## Required work
Every line of the data below should be retyped exactly.

## Data records
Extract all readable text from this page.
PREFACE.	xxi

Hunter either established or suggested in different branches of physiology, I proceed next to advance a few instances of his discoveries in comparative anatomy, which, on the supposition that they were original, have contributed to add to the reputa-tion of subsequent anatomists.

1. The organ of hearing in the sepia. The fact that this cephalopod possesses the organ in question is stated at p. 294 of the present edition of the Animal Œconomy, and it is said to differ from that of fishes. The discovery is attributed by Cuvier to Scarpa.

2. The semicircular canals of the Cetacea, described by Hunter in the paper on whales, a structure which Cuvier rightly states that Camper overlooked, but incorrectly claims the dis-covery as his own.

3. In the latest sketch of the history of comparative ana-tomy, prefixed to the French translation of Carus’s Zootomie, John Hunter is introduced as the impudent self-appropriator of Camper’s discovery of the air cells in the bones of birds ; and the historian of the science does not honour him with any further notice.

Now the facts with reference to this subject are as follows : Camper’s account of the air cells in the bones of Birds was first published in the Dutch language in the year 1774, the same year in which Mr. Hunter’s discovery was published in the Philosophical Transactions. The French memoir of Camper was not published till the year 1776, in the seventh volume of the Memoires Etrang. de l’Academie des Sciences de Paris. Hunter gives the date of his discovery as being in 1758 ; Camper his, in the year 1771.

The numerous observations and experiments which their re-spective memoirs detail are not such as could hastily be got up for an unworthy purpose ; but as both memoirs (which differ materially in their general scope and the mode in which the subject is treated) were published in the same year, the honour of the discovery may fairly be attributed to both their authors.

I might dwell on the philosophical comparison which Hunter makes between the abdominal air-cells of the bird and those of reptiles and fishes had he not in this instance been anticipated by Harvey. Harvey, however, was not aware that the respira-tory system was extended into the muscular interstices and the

## Result of the task
Extract all readable text from this page.
PREFACE.	xxi

Hunter either established or suggested in different branches of physiology, I proceed next to advance a few instances of his discoveries in comparative anatomy, which, on the supposition that they were original, have contributed to add to the reputa-tion of subsequent anatomists.

1. The organ of hearing in the sepia. The fact that this cephalopod possesses the organ in question is stated at p. 294 of the present edition of the Animal Œconomy, and it is said to differ from that of fishes. The discovery is attributed by Cuvier to Scarpa.

2. The semicircular canals of the Cetacea, described by Hunter in the paper on whales, a structure which Cuvier rightly states that Camper overlooked, but incorrectly claims the dis-covery as his own.

3. In the latest sketch of the history of comparative ana-tomy, prefixed to the French translation of Carus’s Zootomie, John Hunter is introduced as the impudent self-appropriator of Camper’s discovery of the air cells in the bones of birds ; and the historian of the science does not honour him with any further notice.

Now the facts with reference to this subject are as follows : Camper’s account of the air cells in the bones of Birds was first published in the Dutch language in the year 1774, the same year in which Mr. Hunter’s discovery was published in the Philosophical Transactions. The French memoir of Camper was not published till the year 1776, in the seventh volume of the Memoires Etrang. de l’Academie des Sciences de Paris. Hunter gives the date of his discovery as being in 1758 ; Camper his, in the year 1771.

The numerous observations and experiments which their re-spective memoirs detail are not such as could hastily be got up for an unworthy purpose ; but as both memoirs (which differ materially in their general scope and the mode in which the subject is treated) were published in the same year, the honour of the discovery may fairly be attributed to both their authors.

I might dwell on the philosophical comparison which Hunter makes between the abdominal air-cells of the bird and those of reptiles and fishes had he not in this instance been anticipated by Harvey. Harvey, however, was not aware that the respira-tory system was extended into the muscular interstices and the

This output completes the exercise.